Write out all the entries word for word, but skip any images.

DATA SHOWN

• • • •

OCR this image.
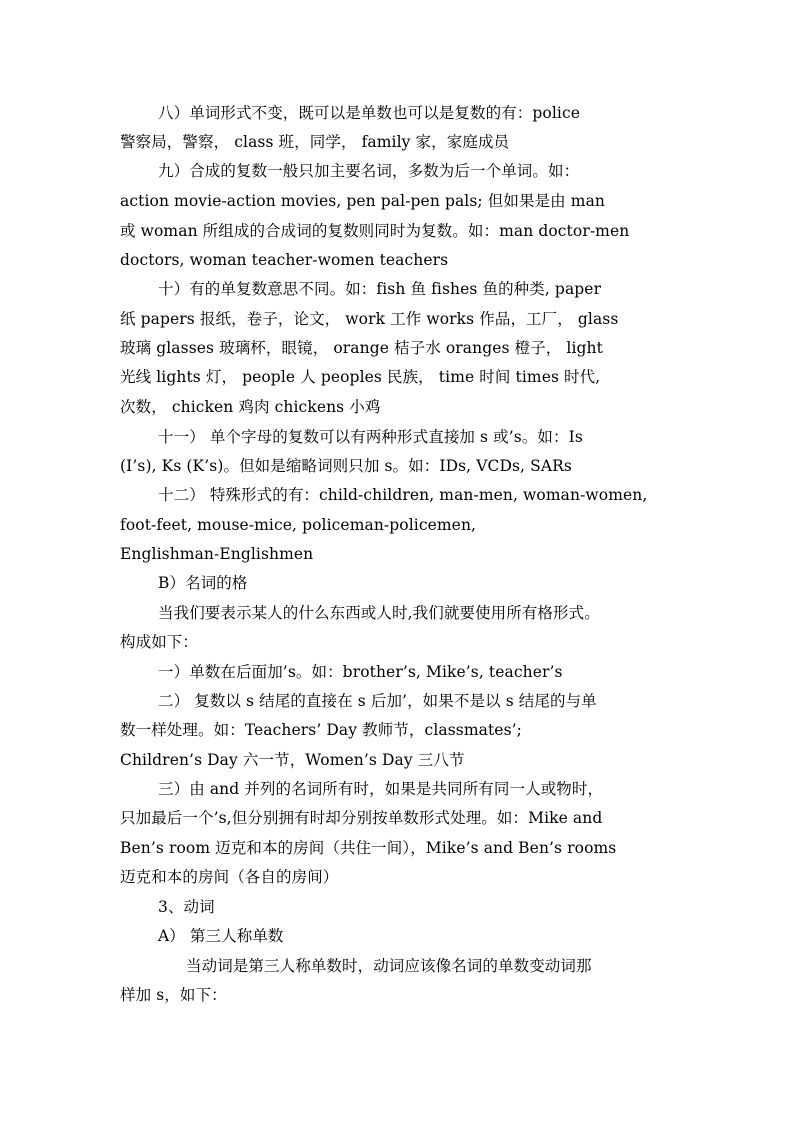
八）单词形式不变，既可以是单数也可以是复数的有：police
警察局，警察， class 班，同学， family 家，家庭成员
九）合成的复数一般只加主要名词，多数为后一个单词。如：
action movie-action movies, pen pal-pen pals; 但如果是由 man
或 woman 所组成的合成词的复数则同时为复数。如：man doctor-men
doctors, woman teacher-women teachers
十）有的单复数意思不同。如：fish 鱼 fishes 鱼的种类, paper
纸 papers 报纸，卷子，论文， work 工作 works 作品，工厂， glass
玻璃 glasses 玻璃杯，眼镜， orange 桔子水 oranges 橙子， light
光线 lights 灯， people 人 peoples 民族， time 时间 times 时代,
次数， chicken 鸡肉 chickens 小鸡
十一） 单个字母的复数可以有两种形式直接加 s 或’s。如：Is
(I’s), Ks (K’s)。但如是缩略词则只加 s。如：IDs, VCDs, SARs
十二） 特殊形式的有：child-children, man-men, woman-women,
foot-feet, mouse-mice, policeman-policemen,
Englishman-Englishmen
B）名词的格
当我们要表示某人的什么东西或人时,我们就要使用所有格形式。
构成如下：
一）单数在后面加’s。如：brother’s, Mike’s, teacher’s
二） 复数以 s 结尾的直接在 s 后加’，如果不是以 s 结尾的与单
数一样处理。如：Teachers’ Day 教师节，classmates’;
Children’s Day 六一节，Women’s Day 三八节
三）由 and 并列的名词所有时，如果是共同所有同一人或物时，
只加最后一个’s,但分别拥有时却分别按单数形式处理。如：Mike and
Ben’s room 迈克和本的房间（共住一间），Mike’s and Ben’s rooms
迈克和本的房间（各自的房间）
3、动词
A） 第三人称单数
当动词是第三人称单数时，动词应该像名词的单数变动词那
样加 s，如下：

• • • •

RESULT OF THIS EXERCISE
OCR this image.
八）单词形式不变，既可以是单数也可以是复数的有：police
警察局，警察， class 班，同学， family 家，家庭成员
九）合成的复数一般只加主要名词，多数为后一个单词。如：
action movie-action movies, pen pal-pen pals; 但如果是由 man
或 woman 所组成的合成词的复数则同时为复数。如：man doctor-men
doctors, woman teacher-women teachers
十）有的单复数意思不同。如：fish 鱼 fishes 鱼的种类, paper
纸 papers 报纸，卷子，论文， work 工作 works 作品，工厂， glass
玻璃 glasses 玻璃杯，眼镜， orange 桔子水 oranges 橙子， light
光线 lights 灯， people 人 peoples 民族， time 时间 times 时代,
次数， chicken 鸡肉 chickens 小鸡
十一） 单个字母的复数可以有两种形式直接加 s 或’s。如：Is
(I’s), Ks (K’s)。但如是缩略词则只加 s。如：IDs, VCDs, SARs
十二） 特殊形式的有：child-children, man-men, woman-women,
foot-feet, mouse-mice, policeman-policemen,
Englishman-Englishmen
B）名词的格
当我们要表示某人的什么东西或人时,我们就要使用所有格形式。
构成如下：
一）单数在后面加’s。如：brother’s, Mike’s, teacher’s
二） 复数以 s 结尾的直接在 s 后加’，如果不是以 s 结尾的与单
数一样处理。如：Teachers’ Day 教师节，classmates’;
Children’s Day 六一节，Women’s Day 三八节
三）由 and 并列的名词所有时，如果是共同所有同一人或物时，
只加最后一个’s,但分别拥有时却分别按单数形式处理。如：Mike and
Ben’s room 迈克和本的房间（共住一间），Mike’s and Ben’s rooms
迈克和本的房间（各自的房间）
3、动词
A） 第三人称单数
当动词是第三人称单数时，动词应该像名词的单数变动词那
样加 s，如下：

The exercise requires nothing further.